◆ Request
Which lines below hold the word "title"? Copy all of them.

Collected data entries

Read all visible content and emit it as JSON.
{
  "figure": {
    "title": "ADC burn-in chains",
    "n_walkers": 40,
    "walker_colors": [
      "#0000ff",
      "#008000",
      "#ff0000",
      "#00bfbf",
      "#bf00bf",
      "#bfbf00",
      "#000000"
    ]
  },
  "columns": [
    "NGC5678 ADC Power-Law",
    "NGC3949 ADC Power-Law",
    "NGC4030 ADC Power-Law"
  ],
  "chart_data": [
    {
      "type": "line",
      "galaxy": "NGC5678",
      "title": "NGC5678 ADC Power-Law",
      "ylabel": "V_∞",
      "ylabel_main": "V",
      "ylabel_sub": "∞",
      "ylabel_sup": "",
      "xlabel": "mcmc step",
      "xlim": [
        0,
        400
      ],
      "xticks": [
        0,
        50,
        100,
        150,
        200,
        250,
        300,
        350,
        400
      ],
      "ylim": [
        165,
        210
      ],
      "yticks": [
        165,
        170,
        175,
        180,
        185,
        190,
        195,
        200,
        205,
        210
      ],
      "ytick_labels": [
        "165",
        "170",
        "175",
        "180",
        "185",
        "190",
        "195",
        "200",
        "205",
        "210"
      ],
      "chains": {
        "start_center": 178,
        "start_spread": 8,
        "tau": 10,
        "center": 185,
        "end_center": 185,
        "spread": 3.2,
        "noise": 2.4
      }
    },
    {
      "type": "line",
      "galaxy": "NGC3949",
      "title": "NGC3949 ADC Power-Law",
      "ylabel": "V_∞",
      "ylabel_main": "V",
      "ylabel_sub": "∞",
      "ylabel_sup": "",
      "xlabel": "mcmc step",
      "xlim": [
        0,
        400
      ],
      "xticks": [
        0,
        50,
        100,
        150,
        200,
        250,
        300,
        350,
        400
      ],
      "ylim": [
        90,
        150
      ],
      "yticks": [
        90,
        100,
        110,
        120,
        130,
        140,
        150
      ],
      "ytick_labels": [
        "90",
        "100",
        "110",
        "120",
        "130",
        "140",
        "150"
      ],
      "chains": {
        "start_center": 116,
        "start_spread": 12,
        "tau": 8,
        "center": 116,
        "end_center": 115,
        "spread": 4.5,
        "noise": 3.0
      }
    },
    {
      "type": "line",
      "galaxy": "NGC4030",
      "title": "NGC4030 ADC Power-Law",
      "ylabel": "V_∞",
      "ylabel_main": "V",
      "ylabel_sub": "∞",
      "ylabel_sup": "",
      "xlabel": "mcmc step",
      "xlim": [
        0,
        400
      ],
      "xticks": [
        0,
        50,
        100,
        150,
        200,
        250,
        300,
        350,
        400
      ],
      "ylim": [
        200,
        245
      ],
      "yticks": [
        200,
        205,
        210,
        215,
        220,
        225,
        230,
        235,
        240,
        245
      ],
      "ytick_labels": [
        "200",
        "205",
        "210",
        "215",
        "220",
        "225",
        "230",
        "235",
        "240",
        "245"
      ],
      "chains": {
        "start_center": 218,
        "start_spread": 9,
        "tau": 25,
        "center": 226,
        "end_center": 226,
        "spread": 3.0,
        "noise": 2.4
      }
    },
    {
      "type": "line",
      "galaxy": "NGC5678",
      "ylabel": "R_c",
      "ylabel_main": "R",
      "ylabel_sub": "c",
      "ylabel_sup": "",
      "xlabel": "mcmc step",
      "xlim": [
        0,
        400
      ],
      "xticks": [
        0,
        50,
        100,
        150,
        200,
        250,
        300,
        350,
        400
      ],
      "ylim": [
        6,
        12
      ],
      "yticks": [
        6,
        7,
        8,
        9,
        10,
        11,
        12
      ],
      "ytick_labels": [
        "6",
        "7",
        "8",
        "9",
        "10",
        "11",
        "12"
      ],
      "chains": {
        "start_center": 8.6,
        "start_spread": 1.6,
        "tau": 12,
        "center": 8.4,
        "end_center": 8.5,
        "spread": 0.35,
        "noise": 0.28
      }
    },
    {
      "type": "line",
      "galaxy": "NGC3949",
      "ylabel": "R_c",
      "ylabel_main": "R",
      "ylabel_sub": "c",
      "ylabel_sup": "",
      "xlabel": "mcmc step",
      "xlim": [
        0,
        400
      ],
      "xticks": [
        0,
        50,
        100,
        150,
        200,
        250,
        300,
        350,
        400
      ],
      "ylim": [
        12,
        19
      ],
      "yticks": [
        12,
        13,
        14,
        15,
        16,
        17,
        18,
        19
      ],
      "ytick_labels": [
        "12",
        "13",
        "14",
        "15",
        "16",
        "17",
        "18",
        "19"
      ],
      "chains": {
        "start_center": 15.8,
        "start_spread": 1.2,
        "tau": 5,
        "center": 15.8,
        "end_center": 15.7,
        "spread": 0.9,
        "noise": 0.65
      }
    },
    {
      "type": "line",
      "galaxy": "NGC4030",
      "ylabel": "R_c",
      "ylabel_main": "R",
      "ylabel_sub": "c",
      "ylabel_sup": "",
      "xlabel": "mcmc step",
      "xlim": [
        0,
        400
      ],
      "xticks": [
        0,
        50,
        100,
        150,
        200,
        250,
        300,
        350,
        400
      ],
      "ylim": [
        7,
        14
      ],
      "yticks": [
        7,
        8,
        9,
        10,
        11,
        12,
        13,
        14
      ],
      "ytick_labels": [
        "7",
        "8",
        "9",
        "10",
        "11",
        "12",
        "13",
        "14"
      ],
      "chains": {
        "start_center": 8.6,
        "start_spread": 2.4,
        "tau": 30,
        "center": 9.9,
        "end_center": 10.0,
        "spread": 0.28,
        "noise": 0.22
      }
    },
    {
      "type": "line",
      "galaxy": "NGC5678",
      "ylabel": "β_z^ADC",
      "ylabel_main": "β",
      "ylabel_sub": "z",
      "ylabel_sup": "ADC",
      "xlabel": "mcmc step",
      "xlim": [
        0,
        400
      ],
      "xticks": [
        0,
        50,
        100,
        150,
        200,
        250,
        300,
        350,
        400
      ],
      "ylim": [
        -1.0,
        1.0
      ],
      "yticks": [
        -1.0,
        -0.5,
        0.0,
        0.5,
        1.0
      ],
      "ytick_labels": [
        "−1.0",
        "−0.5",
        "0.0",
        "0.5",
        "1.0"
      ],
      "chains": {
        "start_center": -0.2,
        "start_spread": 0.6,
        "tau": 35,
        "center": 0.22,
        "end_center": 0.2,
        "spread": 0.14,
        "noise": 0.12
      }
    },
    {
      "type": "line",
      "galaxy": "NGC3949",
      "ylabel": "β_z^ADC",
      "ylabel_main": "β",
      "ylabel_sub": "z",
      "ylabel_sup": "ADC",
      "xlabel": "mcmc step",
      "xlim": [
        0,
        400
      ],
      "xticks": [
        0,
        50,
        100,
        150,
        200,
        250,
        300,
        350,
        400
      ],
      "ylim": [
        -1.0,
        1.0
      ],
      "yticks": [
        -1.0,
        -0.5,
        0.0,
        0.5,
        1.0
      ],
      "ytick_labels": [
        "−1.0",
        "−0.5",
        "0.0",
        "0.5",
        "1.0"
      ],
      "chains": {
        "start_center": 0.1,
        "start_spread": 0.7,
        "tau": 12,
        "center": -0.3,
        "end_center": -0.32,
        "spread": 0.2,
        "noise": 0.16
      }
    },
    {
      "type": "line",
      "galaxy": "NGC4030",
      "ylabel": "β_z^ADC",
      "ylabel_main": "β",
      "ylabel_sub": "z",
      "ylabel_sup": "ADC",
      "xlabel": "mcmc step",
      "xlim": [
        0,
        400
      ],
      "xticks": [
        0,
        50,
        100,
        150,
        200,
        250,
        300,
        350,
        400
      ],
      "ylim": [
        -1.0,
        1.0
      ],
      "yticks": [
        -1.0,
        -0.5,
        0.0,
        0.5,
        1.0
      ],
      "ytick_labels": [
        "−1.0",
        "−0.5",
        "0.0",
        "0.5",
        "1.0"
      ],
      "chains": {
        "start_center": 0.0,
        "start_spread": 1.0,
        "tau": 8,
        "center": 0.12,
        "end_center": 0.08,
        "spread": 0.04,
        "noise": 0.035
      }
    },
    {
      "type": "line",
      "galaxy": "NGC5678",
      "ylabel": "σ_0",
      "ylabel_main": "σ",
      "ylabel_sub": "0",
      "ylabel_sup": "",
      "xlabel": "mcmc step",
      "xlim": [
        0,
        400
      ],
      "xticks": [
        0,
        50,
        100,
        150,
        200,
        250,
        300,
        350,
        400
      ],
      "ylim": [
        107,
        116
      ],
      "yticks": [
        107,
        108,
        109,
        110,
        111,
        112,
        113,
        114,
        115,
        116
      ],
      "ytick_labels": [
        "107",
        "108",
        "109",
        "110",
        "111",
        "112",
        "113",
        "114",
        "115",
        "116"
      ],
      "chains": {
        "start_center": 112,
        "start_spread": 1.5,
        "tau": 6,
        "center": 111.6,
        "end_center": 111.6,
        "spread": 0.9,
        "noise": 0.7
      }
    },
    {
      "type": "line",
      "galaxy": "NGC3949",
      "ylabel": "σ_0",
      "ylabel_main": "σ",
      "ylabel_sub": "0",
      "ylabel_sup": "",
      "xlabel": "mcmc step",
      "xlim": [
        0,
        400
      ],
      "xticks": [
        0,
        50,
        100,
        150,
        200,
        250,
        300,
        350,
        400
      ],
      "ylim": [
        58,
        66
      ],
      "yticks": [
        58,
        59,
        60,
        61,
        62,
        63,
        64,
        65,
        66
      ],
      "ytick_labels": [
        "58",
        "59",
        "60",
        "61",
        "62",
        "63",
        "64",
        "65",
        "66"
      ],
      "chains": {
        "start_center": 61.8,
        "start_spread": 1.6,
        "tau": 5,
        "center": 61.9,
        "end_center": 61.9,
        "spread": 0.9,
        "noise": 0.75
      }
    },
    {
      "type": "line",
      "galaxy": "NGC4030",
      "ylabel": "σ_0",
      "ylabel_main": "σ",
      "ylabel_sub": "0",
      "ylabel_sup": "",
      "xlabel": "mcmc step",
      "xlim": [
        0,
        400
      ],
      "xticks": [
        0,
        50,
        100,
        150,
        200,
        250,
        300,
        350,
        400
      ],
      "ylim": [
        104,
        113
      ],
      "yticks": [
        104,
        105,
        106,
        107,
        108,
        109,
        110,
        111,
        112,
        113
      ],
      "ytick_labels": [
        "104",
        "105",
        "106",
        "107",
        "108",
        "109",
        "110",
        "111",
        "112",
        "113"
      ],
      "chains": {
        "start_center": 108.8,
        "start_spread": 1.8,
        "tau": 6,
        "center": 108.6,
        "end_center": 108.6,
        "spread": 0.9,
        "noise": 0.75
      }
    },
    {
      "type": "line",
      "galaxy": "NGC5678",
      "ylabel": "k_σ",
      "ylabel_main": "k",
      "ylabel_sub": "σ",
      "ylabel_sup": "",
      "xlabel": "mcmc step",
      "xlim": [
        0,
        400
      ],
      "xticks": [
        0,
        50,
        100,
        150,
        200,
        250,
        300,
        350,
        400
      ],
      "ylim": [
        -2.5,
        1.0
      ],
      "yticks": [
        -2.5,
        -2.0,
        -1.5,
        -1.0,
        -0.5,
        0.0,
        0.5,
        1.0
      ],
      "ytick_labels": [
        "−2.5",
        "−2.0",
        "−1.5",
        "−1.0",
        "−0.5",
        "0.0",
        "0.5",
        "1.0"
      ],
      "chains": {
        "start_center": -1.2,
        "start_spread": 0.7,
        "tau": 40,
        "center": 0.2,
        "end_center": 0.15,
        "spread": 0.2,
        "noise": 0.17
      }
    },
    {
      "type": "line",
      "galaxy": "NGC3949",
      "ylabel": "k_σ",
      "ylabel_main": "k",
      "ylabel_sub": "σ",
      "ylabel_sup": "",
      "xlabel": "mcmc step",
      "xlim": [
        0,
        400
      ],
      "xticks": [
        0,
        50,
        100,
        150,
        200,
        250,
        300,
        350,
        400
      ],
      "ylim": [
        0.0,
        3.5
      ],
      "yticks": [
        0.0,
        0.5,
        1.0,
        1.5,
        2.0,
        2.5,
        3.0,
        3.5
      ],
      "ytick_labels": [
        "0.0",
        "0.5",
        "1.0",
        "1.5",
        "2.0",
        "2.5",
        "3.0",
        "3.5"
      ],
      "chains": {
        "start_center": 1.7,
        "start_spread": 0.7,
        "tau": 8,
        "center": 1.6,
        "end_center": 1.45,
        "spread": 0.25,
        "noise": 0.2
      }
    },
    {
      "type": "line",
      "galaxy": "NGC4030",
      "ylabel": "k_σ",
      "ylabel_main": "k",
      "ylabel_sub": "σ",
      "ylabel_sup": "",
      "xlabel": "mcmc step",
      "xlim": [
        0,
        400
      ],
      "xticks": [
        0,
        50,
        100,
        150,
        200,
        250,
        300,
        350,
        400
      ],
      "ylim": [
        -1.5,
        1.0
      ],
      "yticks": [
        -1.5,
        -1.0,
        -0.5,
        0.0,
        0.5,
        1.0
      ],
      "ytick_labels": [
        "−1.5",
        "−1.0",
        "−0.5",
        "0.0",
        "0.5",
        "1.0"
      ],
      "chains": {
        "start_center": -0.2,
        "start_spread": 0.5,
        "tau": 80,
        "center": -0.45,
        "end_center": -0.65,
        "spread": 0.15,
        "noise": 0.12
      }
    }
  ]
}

◆ Worked solution
    "title": "ADC burn-in chains",
      "title": "NGC5678 ADC Power-Law",
      "title": "NGC3949 ADC Power-Law",
      "title": "NGC4030 ADC Power-Law",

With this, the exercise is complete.